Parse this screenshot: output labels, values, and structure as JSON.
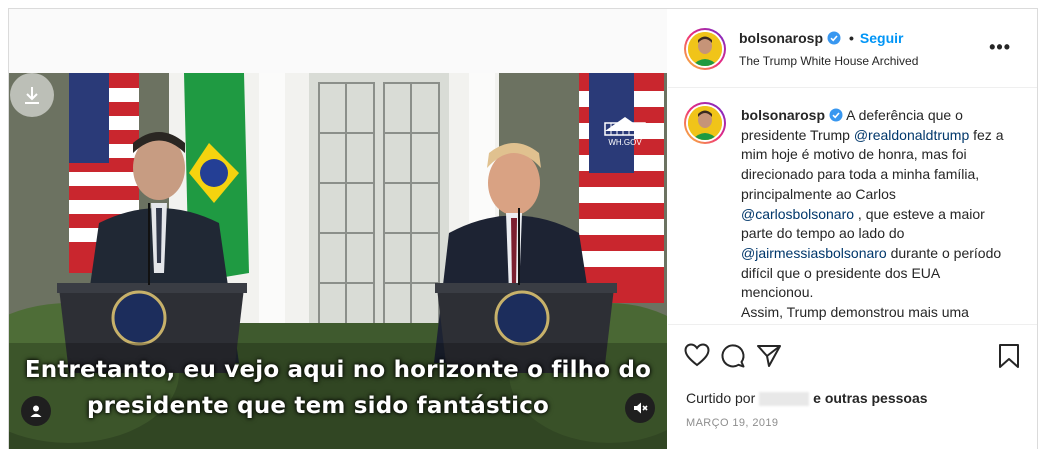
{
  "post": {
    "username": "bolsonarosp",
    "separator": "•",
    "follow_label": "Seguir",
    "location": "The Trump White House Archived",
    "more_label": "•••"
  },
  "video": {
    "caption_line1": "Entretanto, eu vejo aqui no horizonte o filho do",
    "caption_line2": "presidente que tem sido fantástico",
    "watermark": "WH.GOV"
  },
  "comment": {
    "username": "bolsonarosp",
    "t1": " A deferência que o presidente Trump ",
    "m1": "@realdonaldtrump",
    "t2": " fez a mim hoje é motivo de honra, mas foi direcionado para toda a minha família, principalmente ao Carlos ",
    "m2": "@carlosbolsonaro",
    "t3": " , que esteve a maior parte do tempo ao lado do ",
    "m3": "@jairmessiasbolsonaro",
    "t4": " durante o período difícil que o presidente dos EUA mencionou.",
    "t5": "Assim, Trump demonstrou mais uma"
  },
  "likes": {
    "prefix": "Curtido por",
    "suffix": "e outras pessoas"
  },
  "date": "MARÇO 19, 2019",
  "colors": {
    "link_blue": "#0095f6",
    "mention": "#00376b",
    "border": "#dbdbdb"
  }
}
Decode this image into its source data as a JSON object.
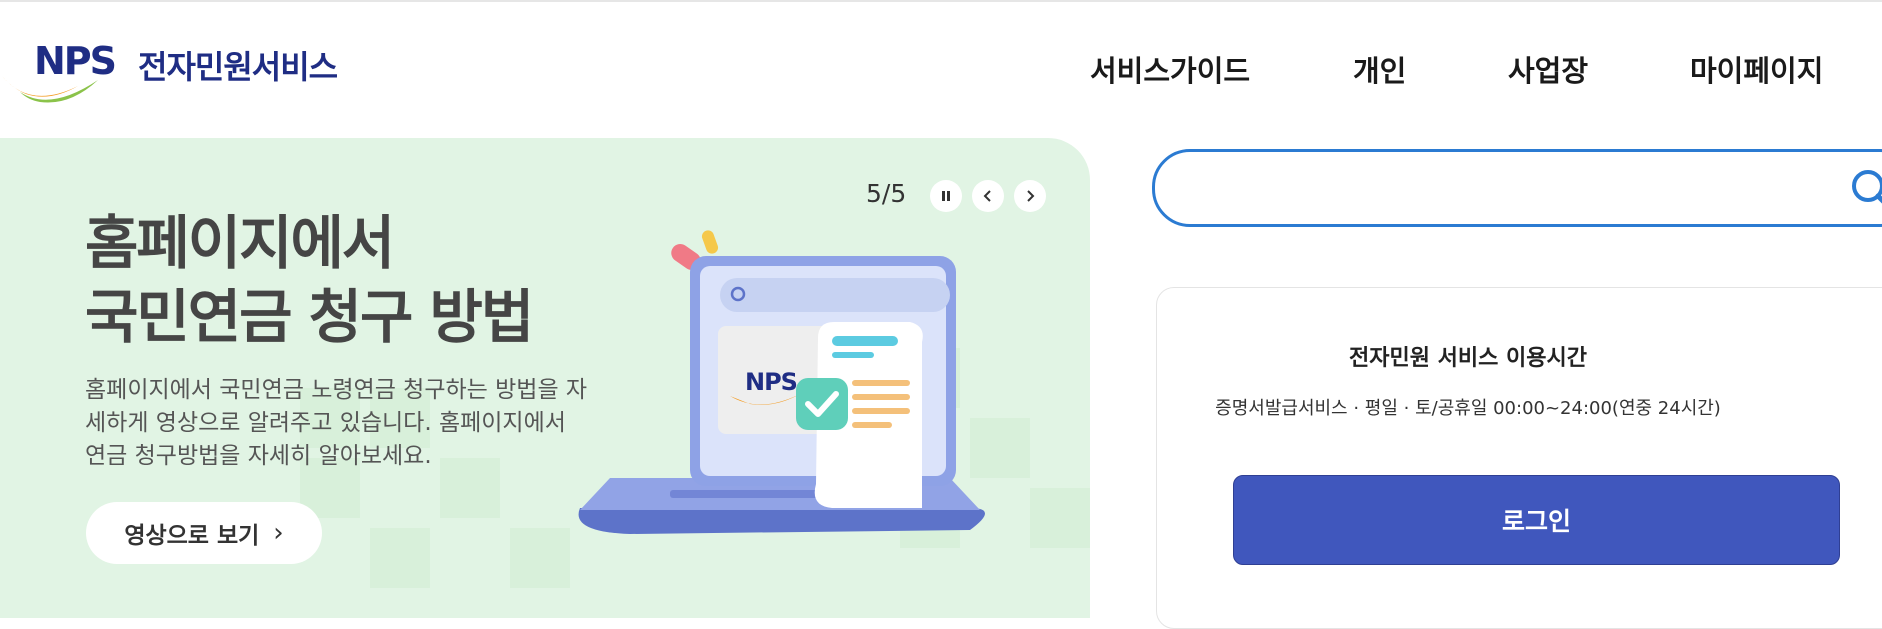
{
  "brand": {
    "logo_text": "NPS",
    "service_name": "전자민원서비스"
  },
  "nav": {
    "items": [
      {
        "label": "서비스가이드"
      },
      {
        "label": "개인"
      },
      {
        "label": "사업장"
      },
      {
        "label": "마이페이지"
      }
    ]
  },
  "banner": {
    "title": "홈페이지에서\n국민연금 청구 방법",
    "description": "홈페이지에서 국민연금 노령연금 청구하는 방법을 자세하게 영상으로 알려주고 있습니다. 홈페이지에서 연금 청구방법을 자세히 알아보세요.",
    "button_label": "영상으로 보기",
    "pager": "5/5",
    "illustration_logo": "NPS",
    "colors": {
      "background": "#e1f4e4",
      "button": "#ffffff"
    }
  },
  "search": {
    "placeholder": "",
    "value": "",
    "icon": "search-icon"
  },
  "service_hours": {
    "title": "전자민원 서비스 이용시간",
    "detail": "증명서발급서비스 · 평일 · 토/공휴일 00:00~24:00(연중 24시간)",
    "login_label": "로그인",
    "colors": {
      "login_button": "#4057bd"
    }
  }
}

════════

#### Given request
Copy all lines of the listing above that contain the string "JSON".

#### Complete response
Parse this screenshot: output labels, values, and structure as JSON.
Decode this image into its source data as a JSON object.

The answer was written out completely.